## Objective:
Extract every line from the records below that contains the word "Florida".

## Records to process:
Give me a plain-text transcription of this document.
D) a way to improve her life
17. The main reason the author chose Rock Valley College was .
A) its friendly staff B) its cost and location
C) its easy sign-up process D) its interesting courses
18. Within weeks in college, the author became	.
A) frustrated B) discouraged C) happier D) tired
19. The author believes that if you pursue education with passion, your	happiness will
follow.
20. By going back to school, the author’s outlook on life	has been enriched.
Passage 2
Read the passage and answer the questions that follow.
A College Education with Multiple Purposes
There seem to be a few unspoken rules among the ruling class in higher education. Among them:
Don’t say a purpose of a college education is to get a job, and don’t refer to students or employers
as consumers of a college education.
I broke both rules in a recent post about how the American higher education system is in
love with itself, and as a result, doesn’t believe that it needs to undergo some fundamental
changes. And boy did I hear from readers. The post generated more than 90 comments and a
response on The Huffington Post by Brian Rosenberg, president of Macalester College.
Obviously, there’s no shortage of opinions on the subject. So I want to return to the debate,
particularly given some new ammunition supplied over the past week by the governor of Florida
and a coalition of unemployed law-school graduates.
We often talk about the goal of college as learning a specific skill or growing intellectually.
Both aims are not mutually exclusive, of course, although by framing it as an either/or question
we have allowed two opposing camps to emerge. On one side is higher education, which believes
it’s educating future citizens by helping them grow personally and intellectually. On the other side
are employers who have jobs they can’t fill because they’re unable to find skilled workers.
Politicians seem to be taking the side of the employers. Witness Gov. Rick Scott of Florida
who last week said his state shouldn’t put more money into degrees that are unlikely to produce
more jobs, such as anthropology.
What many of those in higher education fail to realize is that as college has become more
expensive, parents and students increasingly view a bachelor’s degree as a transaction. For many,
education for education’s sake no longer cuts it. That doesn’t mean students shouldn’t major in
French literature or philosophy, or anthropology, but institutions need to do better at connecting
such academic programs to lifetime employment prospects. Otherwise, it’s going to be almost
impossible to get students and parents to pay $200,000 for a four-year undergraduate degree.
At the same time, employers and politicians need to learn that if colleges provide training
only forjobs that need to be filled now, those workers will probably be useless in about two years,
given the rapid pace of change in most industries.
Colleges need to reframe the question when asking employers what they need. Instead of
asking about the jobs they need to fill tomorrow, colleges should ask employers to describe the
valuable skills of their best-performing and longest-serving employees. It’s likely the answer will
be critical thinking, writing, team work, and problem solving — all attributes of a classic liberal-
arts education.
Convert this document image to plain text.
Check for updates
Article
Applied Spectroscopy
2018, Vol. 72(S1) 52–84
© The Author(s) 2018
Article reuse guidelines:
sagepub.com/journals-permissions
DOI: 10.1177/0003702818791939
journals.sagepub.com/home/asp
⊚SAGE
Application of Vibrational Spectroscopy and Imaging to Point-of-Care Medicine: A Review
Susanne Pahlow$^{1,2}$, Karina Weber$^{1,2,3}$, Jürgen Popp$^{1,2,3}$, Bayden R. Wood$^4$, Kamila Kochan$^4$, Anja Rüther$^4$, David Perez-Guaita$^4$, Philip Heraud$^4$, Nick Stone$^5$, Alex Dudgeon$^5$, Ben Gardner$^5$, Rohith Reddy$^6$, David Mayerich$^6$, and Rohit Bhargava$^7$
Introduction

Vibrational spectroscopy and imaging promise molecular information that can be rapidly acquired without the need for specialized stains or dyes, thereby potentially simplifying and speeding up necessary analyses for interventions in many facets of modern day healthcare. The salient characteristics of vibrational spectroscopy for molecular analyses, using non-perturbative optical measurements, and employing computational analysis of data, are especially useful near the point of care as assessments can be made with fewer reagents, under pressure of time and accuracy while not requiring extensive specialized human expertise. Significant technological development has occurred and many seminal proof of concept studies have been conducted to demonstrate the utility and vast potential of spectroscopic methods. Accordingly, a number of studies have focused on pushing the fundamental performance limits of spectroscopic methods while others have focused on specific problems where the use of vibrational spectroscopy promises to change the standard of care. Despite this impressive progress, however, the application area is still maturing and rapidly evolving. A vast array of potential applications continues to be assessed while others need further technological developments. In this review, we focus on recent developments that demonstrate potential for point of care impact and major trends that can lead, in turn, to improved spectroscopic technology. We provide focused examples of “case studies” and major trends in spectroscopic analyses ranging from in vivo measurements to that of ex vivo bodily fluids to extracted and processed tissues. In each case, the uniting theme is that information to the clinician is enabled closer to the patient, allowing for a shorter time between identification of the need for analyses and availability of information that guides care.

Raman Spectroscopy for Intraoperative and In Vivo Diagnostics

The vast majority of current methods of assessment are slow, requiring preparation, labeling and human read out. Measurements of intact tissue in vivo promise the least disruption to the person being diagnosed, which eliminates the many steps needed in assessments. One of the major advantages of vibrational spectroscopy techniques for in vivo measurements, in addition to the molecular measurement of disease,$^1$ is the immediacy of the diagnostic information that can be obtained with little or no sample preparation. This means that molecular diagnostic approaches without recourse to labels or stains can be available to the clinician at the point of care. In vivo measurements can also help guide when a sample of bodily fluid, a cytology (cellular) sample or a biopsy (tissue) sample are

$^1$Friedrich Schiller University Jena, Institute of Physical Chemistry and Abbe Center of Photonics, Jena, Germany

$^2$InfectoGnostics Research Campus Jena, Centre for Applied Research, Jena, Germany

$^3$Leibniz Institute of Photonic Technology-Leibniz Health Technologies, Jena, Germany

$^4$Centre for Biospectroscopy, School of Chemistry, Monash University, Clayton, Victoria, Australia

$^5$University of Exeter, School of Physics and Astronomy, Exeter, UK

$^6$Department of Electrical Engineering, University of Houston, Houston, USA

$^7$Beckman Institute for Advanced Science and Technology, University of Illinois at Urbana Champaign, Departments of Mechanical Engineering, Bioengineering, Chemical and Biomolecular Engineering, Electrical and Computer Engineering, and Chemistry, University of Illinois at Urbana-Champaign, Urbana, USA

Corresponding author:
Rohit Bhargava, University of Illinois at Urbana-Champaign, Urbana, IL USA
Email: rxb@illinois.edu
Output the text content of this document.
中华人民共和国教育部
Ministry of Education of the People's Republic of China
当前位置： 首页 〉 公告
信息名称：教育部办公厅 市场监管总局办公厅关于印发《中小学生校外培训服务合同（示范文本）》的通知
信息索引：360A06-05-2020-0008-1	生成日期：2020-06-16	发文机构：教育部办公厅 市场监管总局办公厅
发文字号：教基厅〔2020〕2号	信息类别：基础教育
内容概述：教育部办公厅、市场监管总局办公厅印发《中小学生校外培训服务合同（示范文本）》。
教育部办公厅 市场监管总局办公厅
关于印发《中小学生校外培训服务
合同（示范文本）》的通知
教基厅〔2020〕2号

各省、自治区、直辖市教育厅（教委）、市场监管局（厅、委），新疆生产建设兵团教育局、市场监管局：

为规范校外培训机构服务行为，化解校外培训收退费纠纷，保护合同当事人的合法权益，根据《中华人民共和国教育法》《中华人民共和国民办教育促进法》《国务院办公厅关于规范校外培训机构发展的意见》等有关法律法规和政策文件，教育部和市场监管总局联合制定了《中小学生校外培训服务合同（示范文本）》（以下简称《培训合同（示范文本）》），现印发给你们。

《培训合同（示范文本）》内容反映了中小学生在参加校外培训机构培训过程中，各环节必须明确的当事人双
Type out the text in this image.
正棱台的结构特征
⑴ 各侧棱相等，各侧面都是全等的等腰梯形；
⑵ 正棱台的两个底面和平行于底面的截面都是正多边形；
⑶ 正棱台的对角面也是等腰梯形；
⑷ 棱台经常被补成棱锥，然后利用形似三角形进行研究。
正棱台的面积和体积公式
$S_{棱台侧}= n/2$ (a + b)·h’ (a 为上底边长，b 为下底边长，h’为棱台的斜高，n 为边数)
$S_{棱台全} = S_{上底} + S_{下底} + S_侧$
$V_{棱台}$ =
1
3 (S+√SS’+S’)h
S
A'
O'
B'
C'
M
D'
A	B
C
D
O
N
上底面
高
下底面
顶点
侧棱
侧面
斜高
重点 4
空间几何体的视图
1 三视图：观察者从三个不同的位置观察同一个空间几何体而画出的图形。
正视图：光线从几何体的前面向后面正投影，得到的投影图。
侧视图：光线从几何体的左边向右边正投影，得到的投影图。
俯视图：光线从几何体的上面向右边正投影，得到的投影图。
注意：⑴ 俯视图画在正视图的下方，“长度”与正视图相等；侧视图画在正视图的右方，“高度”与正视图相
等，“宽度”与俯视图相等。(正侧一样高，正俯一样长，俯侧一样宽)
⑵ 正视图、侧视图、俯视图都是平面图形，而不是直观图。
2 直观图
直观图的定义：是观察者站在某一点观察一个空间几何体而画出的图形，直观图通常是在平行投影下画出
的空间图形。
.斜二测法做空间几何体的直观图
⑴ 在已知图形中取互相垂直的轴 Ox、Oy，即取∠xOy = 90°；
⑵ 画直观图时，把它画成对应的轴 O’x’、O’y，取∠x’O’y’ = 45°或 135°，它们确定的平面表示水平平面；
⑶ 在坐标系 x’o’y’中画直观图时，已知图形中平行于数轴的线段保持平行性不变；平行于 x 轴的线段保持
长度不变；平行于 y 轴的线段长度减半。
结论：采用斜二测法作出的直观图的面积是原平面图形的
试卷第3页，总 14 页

## Written answer:
particularly given some new ammunition supplied over the past week by the governor of Florida
Politicians seem to be taking the side of the employers. Witness Gov. Rick Scott of Florida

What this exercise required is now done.